_Task prompt_. Drop the images; return everything else in the listing below exactly.

_Dataset content_.

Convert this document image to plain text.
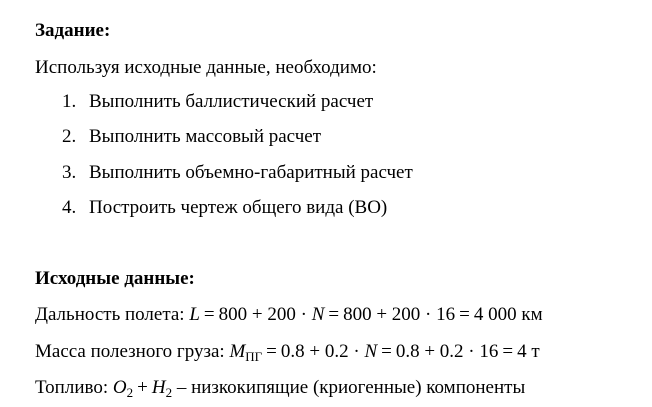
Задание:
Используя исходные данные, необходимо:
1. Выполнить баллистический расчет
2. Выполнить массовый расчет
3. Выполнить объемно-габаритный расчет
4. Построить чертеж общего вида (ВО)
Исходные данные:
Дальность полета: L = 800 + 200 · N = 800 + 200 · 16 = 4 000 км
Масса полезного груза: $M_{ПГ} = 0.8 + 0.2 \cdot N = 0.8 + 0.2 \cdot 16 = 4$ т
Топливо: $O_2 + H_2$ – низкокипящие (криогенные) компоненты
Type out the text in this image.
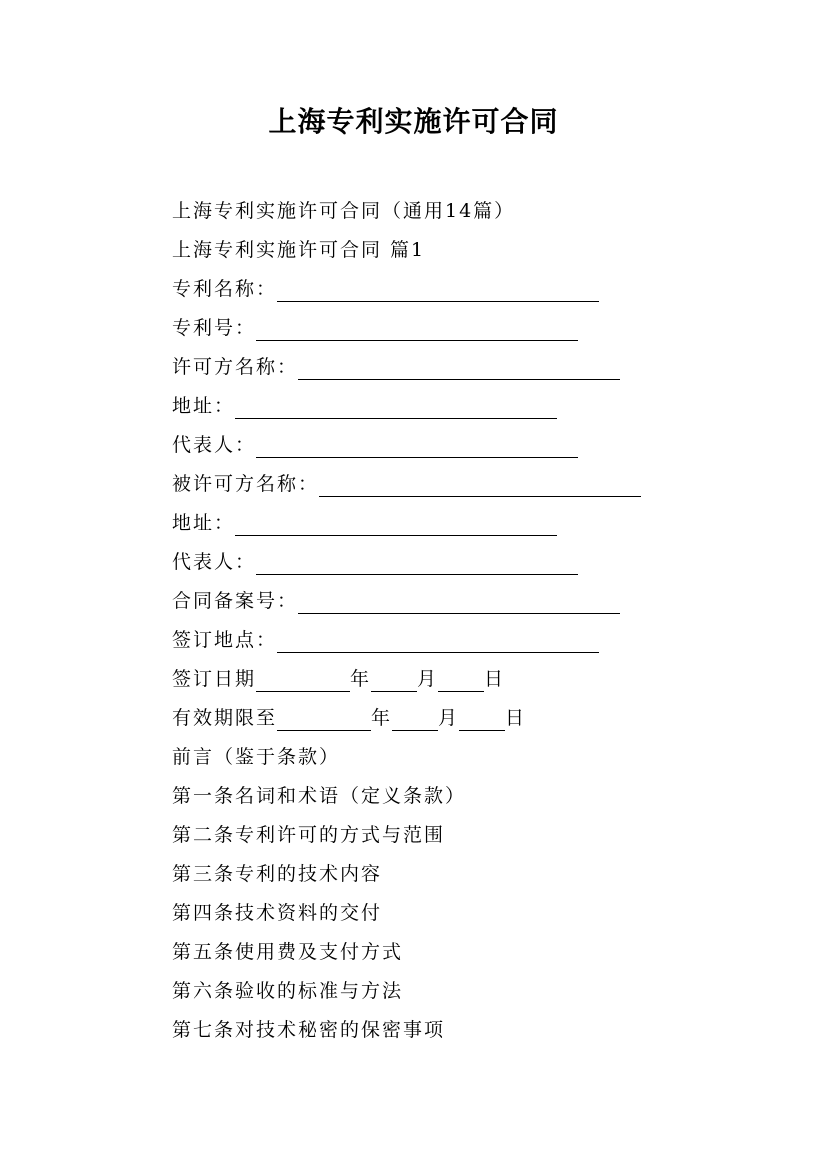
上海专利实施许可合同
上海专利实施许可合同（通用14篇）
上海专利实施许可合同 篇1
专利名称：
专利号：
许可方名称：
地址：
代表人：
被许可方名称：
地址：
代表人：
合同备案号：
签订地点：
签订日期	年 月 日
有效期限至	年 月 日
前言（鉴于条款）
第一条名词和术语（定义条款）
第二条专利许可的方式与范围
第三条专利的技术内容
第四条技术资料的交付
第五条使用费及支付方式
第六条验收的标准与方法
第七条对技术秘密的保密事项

_Written reply_.
Convert this document image to plain text.
Задание:
Используя исходные данные, необходимо:
1. Выполнить баллистический расчет
2. Выполнить массовый расчет
3. Выполнить объемно-габаритный расчет
4. Построить чертеж общего вида (ВО)
Исходные данные:
Дальность полета: L = 800 + 200 · N = 800 + 200 · 16 = 4 000 км
Масса полезного груза: $M_{ПГ} = 0.8 + 0.2 \cdot N = 0.8 + 0.2 \cdot 16 = 4$ т
Топливо: $O_2 + H_2$ – низкокипящие (криогенные) компоненты
Type out the text in this image.
上海专利实施许可合同
上海专利实施许可合同（通用14篇）
上海专利实施许可合同 篇1
专利名称：
专利号：
许可方名称：
地址：
代表人：
被许可方名称：
地址：
代表人：
合同备案号：
签订地点：
签订日期	年 月 日
有效期限至	年 月 日
前言（鉴于条款）
第一条名词和术语（定义条款）
第二条专利许可的方式与范围
第三条专利的技术内容
第四条技术资料的交付
第五条使用费及支付方式
第六条验收的标准与方法
第七条对技术秘密的保密事项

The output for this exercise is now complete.